TEXT BLOCK Start Marker

Alex Ovechkin, and the dilemma of the All-Star game

Alex Ovechkin has opted out of the All-Star game for the second year in a row. What’s the big deal?

by Paul West

Alex Ovechkin is one of the NHL’s biggest stars–not just now, but ever. He’s almost certainly the greatest sniper of his generation, and he’s the greatest player in Washington Capitals history. He’s also, for the second consecutive year, deciding to opt out of the NHL’s All-Star Game and its festivities. This has led deputy commissioner Bill Daly to express ‘concern‘ over the phenomenon of players–such as Marc-Andre Fleury, who’s also declining his spot–skipping its mid-season exhibition, which begs the question: what’s the big deal?

This isn’t like the NBA’s ‘load management’ trend, though the root causes are the same. Players aren’t skipping a meaningful, competitive game with standings implications. They’re skipping an exhibition, in which the game itself is an afterthought, and their decision to do so actually has positive implications with regard to games which really matter. Addressing the matter, Ovechkin said:

“It’s a hard decision, but I have to listen to my body. I have to get ready for the second half of the year. I have to be healthy and focus on different things.”

TEXT BLOCK End Marker
AVAILABLE DATA Start Marker

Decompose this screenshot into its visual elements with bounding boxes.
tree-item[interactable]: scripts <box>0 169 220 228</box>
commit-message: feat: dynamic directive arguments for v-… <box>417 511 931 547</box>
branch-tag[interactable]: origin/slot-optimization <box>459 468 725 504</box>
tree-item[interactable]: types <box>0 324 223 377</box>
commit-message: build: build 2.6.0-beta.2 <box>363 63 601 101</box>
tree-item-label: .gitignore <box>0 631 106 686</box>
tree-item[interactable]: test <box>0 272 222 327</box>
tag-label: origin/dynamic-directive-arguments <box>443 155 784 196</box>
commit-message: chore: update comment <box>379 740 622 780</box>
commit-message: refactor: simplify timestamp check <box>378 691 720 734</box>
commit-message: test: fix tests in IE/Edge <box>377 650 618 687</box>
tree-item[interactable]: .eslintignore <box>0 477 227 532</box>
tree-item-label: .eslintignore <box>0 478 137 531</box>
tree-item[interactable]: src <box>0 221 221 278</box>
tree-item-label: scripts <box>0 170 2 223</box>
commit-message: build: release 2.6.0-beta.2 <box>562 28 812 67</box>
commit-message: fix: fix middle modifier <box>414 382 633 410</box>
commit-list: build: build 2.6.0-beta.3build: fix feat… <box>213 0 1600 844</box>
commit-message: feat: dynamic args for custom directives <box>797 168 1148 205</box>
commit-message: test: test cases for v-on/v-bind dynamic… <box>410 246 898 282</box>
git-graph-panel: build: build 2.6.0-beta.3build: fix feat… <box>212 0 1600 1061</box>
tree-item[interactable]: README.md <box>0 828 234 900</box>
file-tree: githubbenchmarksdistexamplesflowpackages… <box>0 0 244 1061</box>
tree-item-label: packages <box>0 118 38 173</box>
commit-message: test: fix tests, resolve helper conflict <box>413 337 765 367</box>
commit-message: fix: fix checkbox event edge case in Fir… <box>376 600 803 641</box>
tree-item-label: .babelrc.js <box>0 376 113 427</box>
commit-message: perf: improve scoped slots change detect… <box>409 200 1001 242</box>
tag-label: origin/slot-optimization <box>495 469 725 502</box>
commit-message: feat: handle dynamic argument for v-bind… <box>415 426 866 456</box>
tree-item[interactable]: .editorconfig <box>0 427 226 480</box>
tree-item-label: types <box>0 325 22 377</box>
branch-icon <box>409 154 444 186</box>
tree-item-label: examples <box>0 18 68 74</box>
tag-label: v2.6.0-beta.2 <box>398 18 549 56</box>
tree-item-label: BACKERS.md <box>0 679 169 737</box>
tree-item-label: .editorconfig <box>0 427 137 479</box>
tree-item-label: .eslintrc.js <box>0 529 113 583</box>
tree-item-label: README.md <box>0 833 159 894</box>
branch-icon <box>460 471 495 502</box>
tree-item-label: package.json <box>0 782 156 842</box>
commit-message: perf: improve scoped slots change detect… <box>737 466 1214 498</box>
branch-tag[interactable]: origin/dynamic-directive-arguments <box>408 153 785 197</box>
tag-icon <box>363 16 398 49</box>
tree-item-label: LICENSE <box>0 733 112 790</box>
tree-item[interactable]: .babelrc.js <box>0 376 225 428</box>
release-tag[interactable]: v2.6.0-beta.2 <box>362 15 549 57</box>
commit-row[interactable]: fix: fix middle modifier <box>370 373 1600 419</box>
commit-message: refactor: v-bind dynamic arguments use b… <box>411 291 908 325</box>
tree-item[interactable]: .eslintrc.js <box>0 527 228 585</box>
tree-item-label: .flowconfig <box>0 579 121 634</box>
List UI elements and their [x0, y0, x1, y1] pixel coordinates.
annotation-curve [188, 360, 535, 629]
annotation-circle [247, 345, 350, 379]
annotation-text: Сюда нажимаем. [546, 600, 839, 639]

AVAILABLE DATA End Marker

* _YOUR GOAL_
List every person named in the article about Alex Ovechkin and the All-Star game. The material is not needed for the task.

* _RESULT_
Alex Ovechkin, Paul West, Bill Daly, Marc-Andre Fleury